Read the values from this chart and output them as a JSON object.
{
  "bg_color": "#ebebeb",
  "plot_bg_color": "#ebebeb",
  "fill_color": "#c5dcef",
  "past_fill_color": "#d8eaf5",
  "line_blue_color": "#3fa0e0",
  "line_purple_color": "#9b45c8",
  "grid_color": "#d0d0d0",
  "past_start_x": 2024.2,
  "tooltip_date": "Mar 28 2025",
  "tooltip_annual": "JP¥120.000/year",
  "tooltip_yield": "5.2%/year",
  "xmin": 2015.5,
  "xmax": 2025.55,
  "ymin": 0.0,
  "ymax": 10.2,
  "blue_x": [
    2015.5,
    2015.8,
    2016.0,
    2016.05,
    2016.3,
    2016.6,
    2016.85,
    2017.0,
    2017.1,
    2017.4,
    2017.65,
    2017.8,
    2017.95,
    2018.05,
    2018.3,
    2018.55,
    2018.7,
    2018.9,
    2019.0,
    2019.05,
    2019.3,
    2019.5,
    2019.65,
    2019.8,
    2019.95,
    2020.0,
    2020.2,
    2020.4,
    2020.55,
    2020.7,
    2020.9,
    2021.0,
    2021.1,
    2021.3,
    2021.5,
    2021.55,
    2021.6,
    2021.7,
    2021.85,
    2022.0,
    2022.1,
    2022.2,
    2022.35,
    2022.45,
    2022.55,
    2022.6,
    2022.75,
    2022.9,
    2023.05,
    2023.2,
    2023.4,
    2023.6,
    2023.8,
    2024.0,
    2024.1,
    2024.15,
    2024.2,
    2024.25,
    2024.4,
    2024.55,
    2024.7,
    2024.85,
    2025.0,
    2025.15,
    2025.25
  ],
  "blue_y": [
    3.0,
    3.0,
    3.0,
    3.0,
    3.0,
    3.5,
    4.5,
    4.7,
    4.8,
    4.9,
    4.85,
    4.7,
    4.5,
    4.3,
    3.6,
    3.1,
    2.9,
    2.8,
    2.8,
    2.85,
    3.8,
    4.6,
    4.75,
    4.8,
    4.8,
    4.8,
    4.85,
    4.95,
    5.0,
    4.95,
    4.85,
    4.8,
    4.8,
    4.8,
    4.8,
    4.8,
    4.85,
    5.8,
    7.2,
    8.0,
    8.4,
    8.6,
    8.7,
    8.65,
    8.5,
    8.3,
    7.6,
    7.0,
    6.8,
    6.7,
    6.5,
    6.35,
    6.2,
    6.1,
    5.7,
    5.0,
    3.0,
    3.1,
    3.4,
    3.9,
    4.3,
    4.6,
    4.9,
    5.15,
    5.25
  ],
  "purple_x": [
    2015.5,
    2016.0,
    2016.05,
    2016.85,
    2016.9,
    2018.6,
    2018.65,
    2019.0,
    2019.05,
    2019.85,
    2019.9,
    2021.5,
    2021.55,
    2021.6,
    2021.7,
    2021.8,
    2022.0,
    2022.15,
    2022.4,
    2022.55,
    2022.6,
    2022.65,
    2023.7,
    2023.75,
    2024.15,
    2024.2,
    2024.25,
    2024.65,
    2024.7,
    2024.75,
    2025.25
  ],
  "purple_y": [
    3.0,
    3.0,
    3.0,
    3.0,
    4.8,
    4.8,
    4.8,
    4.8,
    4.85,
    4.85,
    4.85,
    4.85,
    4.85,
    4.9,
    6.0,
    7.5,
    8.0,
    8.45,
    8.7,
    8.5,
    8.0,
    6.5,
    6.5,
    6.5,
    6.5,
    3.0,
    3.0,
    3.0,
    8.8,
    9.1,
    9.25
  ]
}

■ ■ ■ ■ ■

** Written exercise **
Set down the entries verbatim, leaving none out.

** Result below **
Read the values from this chart and output them as a JSON object.
{
  "bg_color": "#ebebeb",
  "plot_bg_color": "#ebebeb",
  "fill_color": "#c5dcef",
  "past_fill_color": "#d8eaf5",
  "line_blue_color": "#3fa0e0",
  "line_purple_color": "#9b45c8",
  "grid_color": "#d0d0d0",
  "past_start_x": 2024.2,
  "tooltip_date": "Mar 28 2025",
  "tooltip_annual": "JP¥120.000/year",
  "tooltip_yield": "5.2%/year",
  "xmin": 2015.5,
  "xmax": 2025.55,
  "ymin": 0.0,
  "ymax": 10.2,
  "blue_x": [
    2015.5,
    2015.8,
    2016.0,
    2016.05,
    2016.3,
    2016.6,
    2016.85,
    2017.0,
    2017.1,
    2017.4,
    2017.65,
    2017.8,
    2017.95,
    2018.05,
    2018.3,
    2018.55,
    2018.7,
    2018.9,
    2019.0,
    2019.05,
    2019.3,
    2019.5,
    2019.65,
    2019.8,
    2019.95,
    2020.0,
    2020.2,
    2020.4,
    2020.55,
    2020.7,
    2020.9,
    2021.0,
    2021.1,
    2021.3,
    2021.5,
    2021.55,
    2021.6,
    2021.7,
    2021.85,
    2022.0,
    2022.1,
    2022.2,
    2022.35,
    2022.45,
    2022.55,
    2022.6,
    2022.75,
    2022.9,
    2023.05,
    2023.2,
    2023.4,
    2023.6,
    2023.8,
    2024.0,
    2024.1,
    2024.15,
    2024.2,
    2024.25,
    2024.4,
    2024.55,
    2024.7,
    2024.85,
    2025.0,
    2025.15,
    2025.25
  ],
  "blue_y": [
    3.0,
    3.0,
    3.0,
    3.0,
    3.0,
    3.5,
    4.5,
    4.7,
    4.8,
    4.9,
    4.85,
    4.7,
    4.5,
    4.3,
    3.6,
    3.1,
    2.9,
    2.8,
    2.8,
    2.85,
    3.8,
    4.6,
    4.75,
    4.8,
    4.8,
    4.8,
    4.85,
    4.95,
    5.0,
    4.95,
    4.85,
    4.8,
    4.8,
    4.8,
    4.8,
    4.8,
    4.85,
    5.8,
    7.2,
    8.0,
    8.4,
    8.6,
    8.7,
    8.65,
    8.5,
    8.3,
    7.6,
    7.0,
    6.8,
    6.7,
    6.5,
    6.35,
    6.2,
    6.1,
    5.7,
    5.0,
    3.0,
    3.1,
    3.4,
    3.9,
    4.3,
    4.6,
    4.9,
    5.15,
    5.25
  ],
  "purple_x": [
    2015.5,
    2016.0,
    2016.05,
    2016.85,
    2016.9,
    2018.6,
    2018.65,
    2019.0,
    2019.05,
    2019.85,
    2019.9,
    2021.5,
    2021.55,
    2021.6,
    2021.7,
    2021.8,
    2022.0,
    2022.15,
    2022.4,
    2022.55,
    2022.6,
    2022.65,
    2023.7,
    2023.75,
    2024.15,
    2024.2,
    2024.25,
    2024.65,
    2024.7,
    2024.75,
    2025.25
  ],
  "purple_y": [
    3.0,
    3.0,
    3.0,
    3.0,
    4.8,
    4.8,
    4.8,
    4.8,
    4.85,
    4.85,
    4.85,
    4.85,
    4.85,
    4.9,
    6.0,
    7.5,
    8.0,
    8.45,
    8.7,
    8.5,
    8.0,
    6.5,
    6.5,
    6.5,
    6.5,
    3.0,
    3.0,
    3.0,
    8.8,
    9.1,
    9.25
  ]
}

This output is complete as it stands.